_TO BE DONE_. Write out every line of the material exactly as it appears.

_DATASET ROWS_.

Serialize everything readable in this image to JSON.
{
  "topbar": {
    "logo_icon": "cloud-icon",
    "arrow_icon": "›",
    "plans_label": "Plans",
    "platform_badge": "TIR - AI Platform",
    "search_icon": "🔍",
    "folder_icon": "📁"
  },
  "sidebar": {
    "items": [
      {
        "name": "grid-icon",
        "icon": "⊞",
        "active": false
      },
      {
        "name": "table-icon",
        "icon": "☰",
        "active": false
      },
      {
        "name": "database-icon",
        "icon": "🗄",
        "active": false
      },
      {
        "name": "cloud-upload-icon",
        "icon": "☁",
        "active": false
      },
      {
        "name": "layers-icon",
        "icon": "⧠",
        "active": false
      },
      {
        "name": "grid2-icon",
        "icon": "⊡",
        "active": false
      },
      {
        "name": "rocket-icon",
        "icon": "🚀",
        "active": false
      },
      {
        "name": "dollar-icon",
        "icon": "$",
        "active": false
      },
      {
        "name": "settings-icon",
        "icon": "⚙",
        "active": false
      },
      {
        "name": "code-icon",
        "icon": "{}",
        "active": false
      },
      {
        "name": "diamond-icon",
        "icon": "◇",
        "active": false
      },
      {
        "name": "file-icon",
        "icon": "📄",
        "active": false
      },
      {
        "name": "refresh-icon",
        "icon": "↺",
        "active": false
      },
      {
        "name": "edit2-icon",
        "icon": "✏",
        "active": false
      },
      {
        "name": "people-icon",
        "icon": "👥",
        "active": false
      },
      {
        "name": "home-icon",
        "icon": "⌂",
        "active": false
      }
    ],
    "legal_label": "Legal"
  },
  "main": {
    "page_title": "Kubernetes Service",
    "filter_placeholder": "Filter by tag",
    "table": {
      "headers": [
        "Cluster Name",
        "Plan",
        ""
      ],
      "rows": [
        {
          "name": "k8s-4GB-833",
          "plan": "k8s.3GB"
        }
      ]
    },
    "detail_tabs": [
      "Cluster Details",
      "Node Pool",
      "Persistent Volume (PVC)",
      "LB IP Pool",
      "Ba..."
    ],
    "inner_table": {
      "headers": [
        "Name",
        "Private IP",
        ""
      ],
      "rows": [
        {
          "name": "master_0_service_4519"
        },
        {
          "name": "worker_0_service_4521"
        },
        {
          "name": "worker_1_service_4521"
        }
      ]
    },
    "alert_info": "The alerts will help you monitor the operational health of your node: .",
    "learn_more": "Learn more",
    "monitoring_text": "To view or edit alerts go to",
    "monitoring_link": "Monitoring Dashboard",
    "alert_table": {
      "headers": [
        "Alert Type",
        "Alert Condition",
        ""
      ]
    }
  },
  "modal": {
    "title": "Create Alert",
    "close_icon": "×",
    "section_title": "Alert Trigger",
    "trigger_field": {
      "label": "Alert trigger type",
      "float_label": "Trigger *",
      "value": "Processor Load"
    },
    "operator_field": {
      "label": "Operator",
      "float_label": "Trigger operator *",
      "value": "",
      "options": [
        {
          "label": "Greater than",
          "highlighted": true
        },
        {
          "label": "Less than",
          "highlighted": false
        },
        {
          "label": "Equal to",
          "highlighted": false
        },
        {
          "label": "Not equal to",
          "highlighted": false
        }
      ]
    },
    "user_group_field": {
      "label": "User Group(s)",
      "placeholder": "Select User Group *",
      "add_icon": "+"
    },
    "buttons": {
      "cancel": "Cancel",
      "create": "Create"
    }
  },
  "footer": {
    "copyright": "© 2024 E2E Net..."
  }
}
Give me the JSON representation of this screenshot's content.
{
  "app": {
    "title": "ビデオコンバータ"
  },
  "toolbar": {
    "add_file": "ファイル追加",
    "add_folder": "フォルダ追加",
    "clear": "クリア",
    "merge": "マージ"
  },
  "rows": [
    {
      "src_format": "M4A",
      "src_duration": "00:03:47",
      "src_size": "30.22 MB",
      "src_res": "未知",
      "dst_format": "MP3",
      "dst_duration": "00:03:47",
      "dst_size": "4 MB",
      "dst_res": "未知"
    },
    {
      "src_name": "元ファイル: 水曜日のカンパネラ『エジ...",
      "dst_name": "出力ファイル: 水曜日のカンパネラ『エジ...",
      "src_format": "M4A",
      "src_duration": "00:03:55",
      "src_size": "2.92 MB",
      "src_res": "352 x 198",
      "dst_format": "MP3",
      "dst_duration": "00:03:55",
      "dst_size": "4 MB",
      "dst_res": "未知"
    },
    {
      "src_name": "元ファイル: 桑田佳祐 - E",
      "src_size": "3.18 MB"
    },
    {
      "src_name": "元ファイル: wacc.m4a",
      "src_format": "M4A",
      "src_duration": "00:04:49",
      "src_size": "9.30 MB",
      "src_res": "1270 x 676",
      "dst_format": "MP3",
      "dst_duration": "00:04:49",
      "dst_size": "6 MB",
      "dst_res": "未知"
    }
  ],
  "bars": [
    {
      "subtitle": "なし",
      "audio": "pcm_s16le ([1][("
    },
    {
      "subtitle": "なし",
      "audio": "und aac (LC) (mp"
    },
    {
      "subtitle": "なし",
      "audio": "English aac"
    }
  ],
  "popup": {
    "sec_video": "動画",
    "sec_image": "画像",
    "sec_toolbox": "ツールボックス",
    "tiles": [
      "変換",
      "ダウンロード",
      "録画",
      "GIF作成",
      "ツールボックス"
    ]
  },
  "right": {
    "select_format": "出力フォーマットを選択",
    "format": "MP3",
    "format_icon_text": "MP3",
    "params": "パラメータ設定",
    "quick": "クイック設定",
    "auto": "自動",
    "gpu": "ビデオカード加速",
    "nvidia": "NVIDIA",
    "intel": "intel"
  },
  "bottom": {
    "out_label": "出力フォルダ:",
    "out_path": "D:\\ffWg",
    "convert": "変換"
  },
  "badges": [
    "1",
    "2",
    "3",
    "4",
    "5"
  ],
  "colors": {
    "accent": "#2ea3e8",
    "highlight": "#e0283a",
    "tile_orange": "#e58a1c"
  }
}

_SOLUTION TO THE PROBLEM_.
Serialize everything readable in this image to JSON.
{
  "topbar": {
    "logo_icon": "cloud-icon",
    "arrow_icon": "›",
    "plans_label": "Plans",
    "platform_badge": "TIR - AI Platform",
    "search_icon": "🔍",
    "folder_icon": "📁"
  },
  "sidebar": {
    "items": [
      {
        "name": "grid-icon",
        "icon": "⊞",
        "active": false
      },
      {
        "name": "table-icon",
        "icon": "☰",
        "active": false
      },
      {
        "name": "database-icon",
        "icon": "🗄",
        "active": false
      },
      {
        "name": "cloud-upload-icon",
        "icon": "☁",
        "active": false
      },
      {
        "name": "layers-icon",
        "icon": "⧠",
        "active": false
      },
      {
        "name": "grid2-icon",
        "icon": "⊡",
        "active": false
      },
      {
        "name": "rocket-icon",
        "icon": "🚀",
        "active": false
      },
      {
        "name": "dollar-icon",
        "icon": "$",
        "active": false
      },
      {
        "name": "settings-icon",
        "icon": "⚙",
        "active": false
      },
      {
        "name": "code-icon",
        "icon": "{}",
        "active": false
      },
      {
        "name": "diamond-icon",
        "icon": "◇",
        "active": false
      },
      {
        "name": "file-icon",
        "icon": "📄",
        "active": false
      },
      {
        "name": "refresh-icon",
        "icon": "↺",
        "active": false
      },
      {
        "name": "edit2-icon",
        "icon": "✏",
        "active": false
      },
      {
        "name": "people-icon",
        "icon": "👥",
        "active": false
      },
      {
        "name": "home-icon",
        "icon": "⌂",
        "active": false
      }
    ],
    "legal_label": "Legal"
  },
  "main": {
    "page_title": "Kubernetes Service",
    "filter_placeholder": "Filter by tag",
    "table": {
      "headers": [
        "Cluster Name",
        "Plan",
        ""
      ],
      "rows": [
        {
          "name": "k8s-4GB-833",
          "plan": "k8s.3GB"
        }
      ]
    },
    "detail_tabs": [
      "Cluster Details",
      "Node Pool",
      "Persistent Volume (PVC)",
      "LB IP Pool",
      "Ba..."
    ],
    "inner_table": {
      "headers": [
        "Name",
        "Private IP",
        ""
      ],
      "rows": [
        {
          "name": "master_0_service_4519"
        },
        {
          "name": "worker_0_service_4521"
        },
        {
          "name": "worker_1_service_4521"
        }
      ]
    },
    "alert_info": "The alerts will help you monitor the operational health of your node: .",
    "learn_more": "Learn more",
    "monitoring_text": "To view or edit alerts go to",
    "monitoring_link": "Monitoring Dashboard",
    "alert_table": {
      "headers": [
        "Alert Type",
        "Alert Condition",
        ""
      ]
    }
  },
  "modal": {
    "title": "Create Alert",
    "close_icon": "×",
    "section_title": "Alert Trigger",
    "trigger_field": {
      "label": "Alert trigger type",
      "float_label": "Trigger *",
      "value": "Processor Load"
    },
    "operator_field": {
      "label": "Operator",
      "float_label": "Trigger operator *",
      "value": "",
      "options": [
        {
          "label": "Greater than",
          "highlighted": true
        },
        {
          "label": "Less than",
          "highlighted": false
        },
        {
          "label": "Equal to",
          "highlighted": false
        },
        {
          "label": "Not equal to",
          "highlighted": false
        }
      ]
    },
    "user_group_field": {
      "label": "User Group(s)",
      "placeholder": "Select User Group *",
      "add_icon": "+"
    },
    "buttons": {
      "cancel": "Cancel",
      "create": "Create"
    }
  },
  "footer": {
    "copyright": "© 2024 E2E Net..."
  }
}
Give me the JSON representation of this screenshot's content.
{
  "app": {
    "title": "ビデオコンバータ"
  },
  "toolbar": {
    "add_file": "ファイル追加",
    "add_folder": "フォルダ追加",
    "clear": "クリア",
    "merge": "マージ"
  },
  "rows": [
    {
      "src_format": "M4A",
      "src_duration": "00:03:47",
      "src_size": "30.22 MB",
      "src_res": "未知",
      "dst_format": "MP3",
      "dst_duration": "00:03:47",
      "dst_size": "4 MB",
      "dst_res": "未知"
    },
    {
      "src_name": "元ファイル: 水曜日のカンパネラ『エジ...",
      "dst_name": "出力ファイル: 水曜日のカンパネラ『エジ...",
      "src_format": "M4A",
      "src_duration": "00:03:55",
      "src_size": "2.92 MB",
      "src_res": "352 x 198",
      "dst_format": "MP3",
      "dst_duration": "00:03:55",
      "dst_size": "4 MB",
      "dst_res": "未知"
    },
    {
      "src_name": "元ファイル: 桑田佳祐 - E",
      "src_size": "3.18 MB"
    },
    {
      "src_name": "元ファイル: wacc.m4a",
      "src_format": "M4A",
      "src_duration": "00:04:49",
      "src_size": "9.30 MB",
      "src_res": "1270 x 676",
      "dst_format": "MP3",
      "dst_duration": "00:04:49",
      "dst_size": "6 MB",
      "dst_res": "未知"
    }
  ],
  "bars": [
    {
      "subtitle": "なし",
      "audio": "pcm_s16le ([1][("
    },
    {
      "subtitle": "なし",
      "audio": "und aac (LC) (mp"
    },
    {
      "subtitle": "なし",
      "audio": "English aac"
    }
  ],
  "popup": {
    "sec_video": "動画",
    "sec_image": "画像",
    "sec_toolbox": "ツールボックス",
    "tiles": [
      "変換",
      "ダウンロード",
      "録画",
      "GIF作成",
      "ツールボックス"
    ]
  },
  "right": {
    "select_format": "出力フォーマットを選択",
    "format": "MP3",
    "format_icon_text": "MP3",
    "params": "パラメータ設定",
    "quick": "クイック設定",
    "auto": "自動",
    "gpu": "ビデオカード加速",
    "nvidia": "NVIDIA",
    "intel": "intel"
  },
  "bottom": {
    "out_label": "出力フォルダ:",
    "out_path": "D:\\ffWg",
    "convert": "変換"
  },
  "badges": [
    "1",
    "2",
    "3",
    "4",
    "5"
  ],
  "colors": {
    "accent": "#2ea3e8",
    "highlight": "#e0283a",
    "tile_orange": "#e58a1c"
  }
}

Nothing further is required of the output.